■ **Aim of the task**:
Every entry below should be printed exactly, without its images.

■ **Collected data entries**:
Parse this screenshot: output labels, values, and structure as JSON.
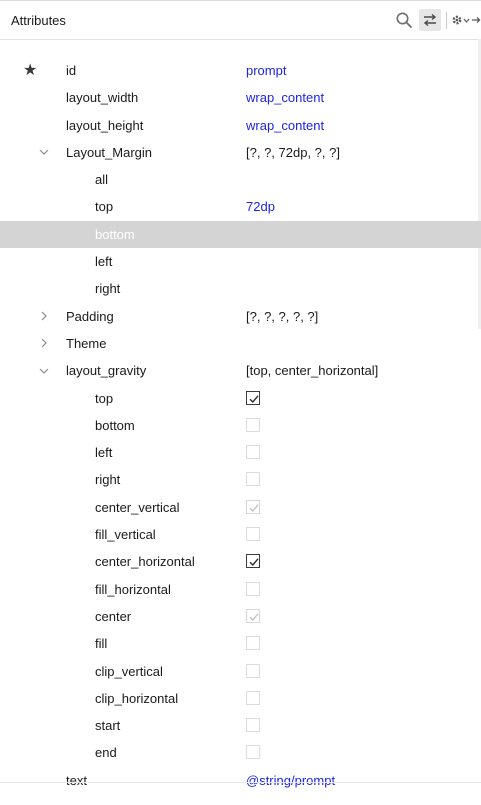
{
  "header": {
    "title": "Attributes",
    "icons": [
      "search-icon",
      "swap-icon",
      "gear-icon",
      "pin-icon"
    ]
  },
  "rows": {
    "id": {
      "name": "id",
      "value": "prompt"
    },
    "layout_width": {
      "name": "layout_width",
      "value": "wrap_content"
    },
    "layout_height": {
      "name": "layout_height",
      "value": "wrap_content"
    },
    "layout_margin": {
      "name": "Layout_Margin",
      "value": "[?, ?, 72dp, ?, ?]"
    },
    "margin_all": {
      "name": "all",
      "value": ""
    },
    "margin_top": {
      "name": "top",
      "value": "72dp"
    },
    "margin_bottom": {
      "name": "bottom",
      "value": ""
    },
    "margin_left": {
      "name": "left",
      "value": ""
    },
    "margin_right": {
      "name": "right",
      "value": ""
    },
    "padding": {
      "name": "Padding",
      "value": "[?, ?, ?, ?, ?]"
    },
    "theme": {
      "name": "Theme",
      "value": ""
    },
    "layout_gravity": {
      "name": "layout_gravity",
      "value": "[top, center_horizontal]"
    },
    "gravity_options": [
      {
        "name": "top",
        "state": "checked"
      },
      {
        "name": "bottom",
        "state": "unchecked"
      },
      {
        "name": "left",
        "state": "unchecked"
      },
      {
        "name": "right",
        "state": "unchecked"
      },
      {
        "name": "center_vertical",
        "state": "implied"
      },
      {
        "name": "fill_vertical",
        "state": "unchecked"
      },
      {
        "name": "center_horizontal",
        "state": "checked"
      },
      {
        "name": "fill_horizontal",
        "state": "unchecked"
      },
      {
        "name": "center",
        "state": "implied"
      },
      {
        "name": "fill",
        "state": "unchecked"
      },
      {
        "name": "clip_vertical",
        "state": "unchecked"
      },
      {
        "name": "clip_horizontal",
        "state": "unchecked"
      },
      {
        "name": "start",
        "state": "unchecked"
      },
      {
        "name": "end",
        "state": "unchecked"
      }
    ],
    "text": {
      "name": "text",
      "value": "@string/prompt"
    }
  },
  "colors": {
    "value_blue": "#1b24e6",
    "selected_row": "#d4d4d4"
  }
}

■ **Written answer**:
Parse this screenshot: output labels, values, and structure as JSON.
{
  "header": {
    "title": "Attributes",
    "icons": [
      "search-icon",
      "swap-icon",
      "gear-icon",
      "pin-icon"
    ]
  },
  "rows": {
    "id": {
      "name": "id",
      "value": "prompt"
    },
    "layout_width": {
      "name": "layout_width",
      "value": "wrap_content"
    },
    "layout_height": {
      "name": "layout_height",
      "value": "wrap_content"
    },
    "layout_margin": {
      "name": "Layout_Margin",
      "value": "[?, ?, 72dp, ?, ?]"
    },
    "margin_all": {
      "name": "all",
      "value": ""
    },
    "margin_top": {
      "name": "top",
      "value": "72dp"
    },
    "margin_bottom": {
      "name": "bottom",
      "value": ""
    },
    "margin_left": {
      "name": "left",
      "value": ""
    },
    "margin_right": {
      "name": "right",
      "value": ""
    },
    "padding": {
      "name": "Padding",
      "value": "[?, ?, ?, ?, ?]"
    },
    "theme": {
      "name": "Theme",
      "value": ""
    },
    "layout_gravity": {
      "name": "layout_gravity",
      "value": "[top, center_horizontal]"
    },
    "gravity_options": [
      {
        "name": "top",
        "state": "checked"
      },
      {
        "name": "bottom",
        "state": "unchecked"
      },
      {
        "name": "left",
        "state": "unchecked"
      },
      {
        "name": "right",
        "state": "unchecked"
      },
      {
        "name": "center_vertical",
        "state": "implied"
      },
      {
        "name": "fill_vertical",
        "state": "unchecked"
      },
      {
        "name": "center_horizontal",
        "state": "checked"
      },
      {
        "name": "fill_horizontal",
        "state": "unchecked"
      },
      {
        "name": "center",
        "state": "implied"
      },
      {
        "name": "fill",
        "state": "unchecked"
      },
      {
        "name": "clip_vertical",
        "state": "unchecked"
      },
      {
        "name": "clip_horizontal",
        "state": "unchecked"
      },
      {
        "name": "start",
        "state": "unchecked"
      },
      {
        "name": "end",
        "state": "unchecked"
      }
    ],
    "text": {
      "name": "text",
      "value": "@string/prompt"
    }
  },
  "colors": {
    "value_blue": "#1b24e6",
    "selected_row": "#d4d4d4"
  }
}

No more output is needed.